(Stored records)
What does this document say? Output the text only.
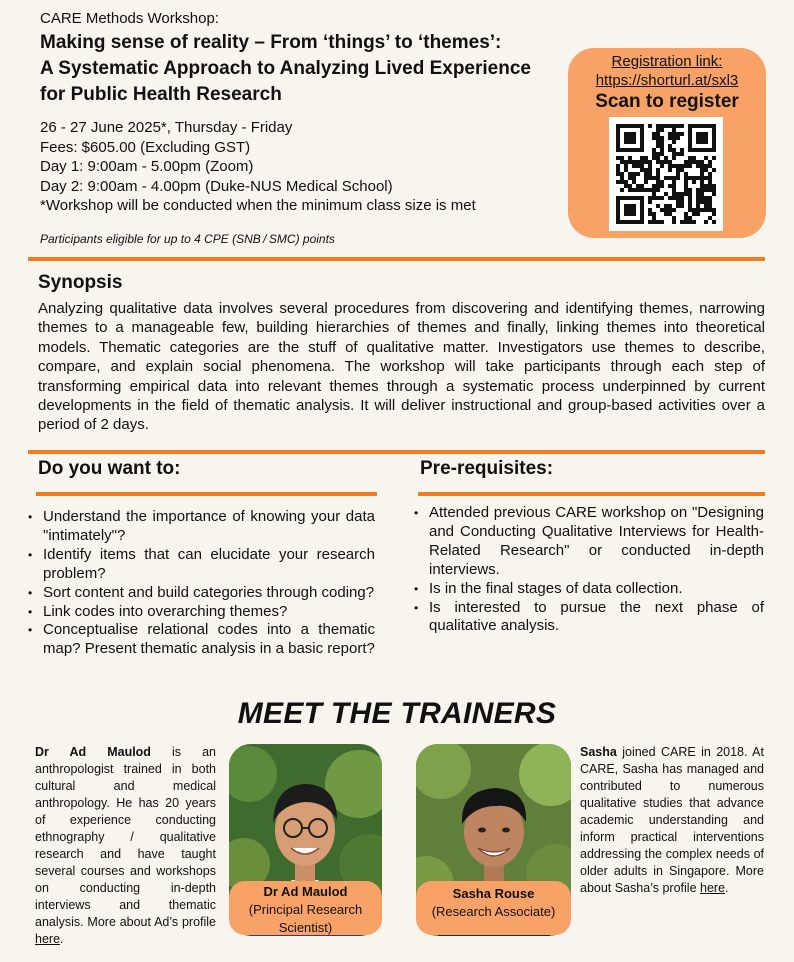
CARE Methods Workshop:
Making sense of reality – From ‘things’ to ‘themes’:
A Systematic Approach to Analyzing Lived Experience
for Public Health Research
26 - 27 June 2025*, Thursday - Friday
Fees: $605.00 (Excluding GST)
Day 1: 9:00am - 5.00pm (Zoom)
Day 2: 9:00am - 4.00pm (Duke-NUS Medical School)
*Workshop will be conducted when the minimum class size is met
Participants eligible for up to 4 CPE (SNB / SMC) points
Registration link:
https://shorturl.at/sxl3
Scan to register
Synopsis
Analyzing qualitative data involves several procedures from discovering and identifying themes, narrowing themes to a manageable few, building hierarchies of themes and finally, linking themes into theoretical models. Thematic categories are the stuff of qualitative matter. Investigators use themes to describe, compare, and explain social phenomena. The workshop will take participants through each step of transforming empirical data into relevant themes through a systematic process underpinned by current developments in the field of thematic analysis. It will deliver instructional and group-based activities over a period of 2 days.
Do you want to:
• Understand the importance of knowing your data "intimately"?
• Identify items that can elucidate your research problem?
• Sort content and build categories through coding?
• Link codes into overarching themes?
• Conceptualise relational codes into a thematic map? Present thematic analysis in a basic report?
Pre-requisites:
• Attended previous CARE workshop on "Designing and Conducting Qualitative Interviews for Health-Related Research" or conducted in-depth interviews.
• Is in the final stages of data collection.
• Is interested to pursue the next phase of qualitative analysis.
MEET THE TRAINERS
Dr Ad Maulod is an anthropologist trained in both cultural and medical anthropology. He has 20 years of experience conducting ethnography / qualitative research and have taught several courses and workshops on conducting in-depth interviews and thematic analysis. More about Ad’s profile here.
Dr Ad Maulod
(Principal Research Scientist)
Sasha Rouse
(Research Associate)
Sasha joined CARE in 2018. At CARE, Sasha has managed and contributed to numerous qualitative studies that advance academic understanding and inform practical interventions addressing the complex needs of older adults in Singapore. More about Sasha’s profile here.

**Task:** Pictures don't belong in the copy. Transcribe every record exactly as it appears.

**Result:**
What does this document say? Output the text only.
CARE Methods Workshop:
Making sense of reality – From ‘things’ to ‘themes’:
A Systematic Approach to Analyzing Lived Experience
for Public Health Research
26 - 27 June 2025*, Thursday - Friday
Fees: $605.00 (Excluding GST)
Day 1: 9:00am - 5.00pm (Zoom)
Day 2: 9:00am - 4.00pm (Duke-NUS Medical School)
*Workshop will be conducted when the minimum class size is met
Participants eligible for up to 4 CPE (SNB / SMC) points
Registration link:
https://shorturl.at/sxl3
Scan to register
Synopsis
Analyzing qualitative data involves several procedures from discovering and identifying themes, narrowing themes to a manageable few, building hierarchies of themes and finally, linking themes into theoretical models. Thematic categories are the stuff of qualitative matter. Investigators use themes to describe, compare, and explain social phenomena. The workshop will take participants through each step of transforming empirical data into relevant themes through a systematic process underpinned by current developments in the field of thematic analysis. It will deliver instructional and group-based activities over a period of 2 days.
Do you want to:
• Understand the importance of knowing your data "intimately"?
• Identify items that can elucidate your research problem?
• Sort content and build categories through coding?
• Link codes into overarching themes?
• Conceptualise relational codes into a thematic map? Present thematic analysis in a basic report?
Pre-requisites:
• Attended previous CARE workshop on "Designing and Conducting Qualitative Interviews for Health-Related Research" or conducted in-depth interviews.
• Is in the final stages of data collection.
• Is interested to pursue the next phase of qualitative analysis.
MEET THE TRAINERS
Dr Ad Maulod is an anthropologist trained in both cultural and medical anthropology. He has 20 years of experience conducting ethnography / qualitative research and have taught several courses and workshops on conducting in-depth interviews and thematic analysis. More about Ad’s profile here.
Dr Ad Maulod
(Principal Research Scientist)
Sasha Rouse
(Research Associate)
Sasha joined CARE in 2018. At CARE, Sasha has managed and contributed to numerous qualitative studies that advance academic understanding and inform practical interventions addressing the complex needs of older adults in Singapore. More about Sasha’s profile here.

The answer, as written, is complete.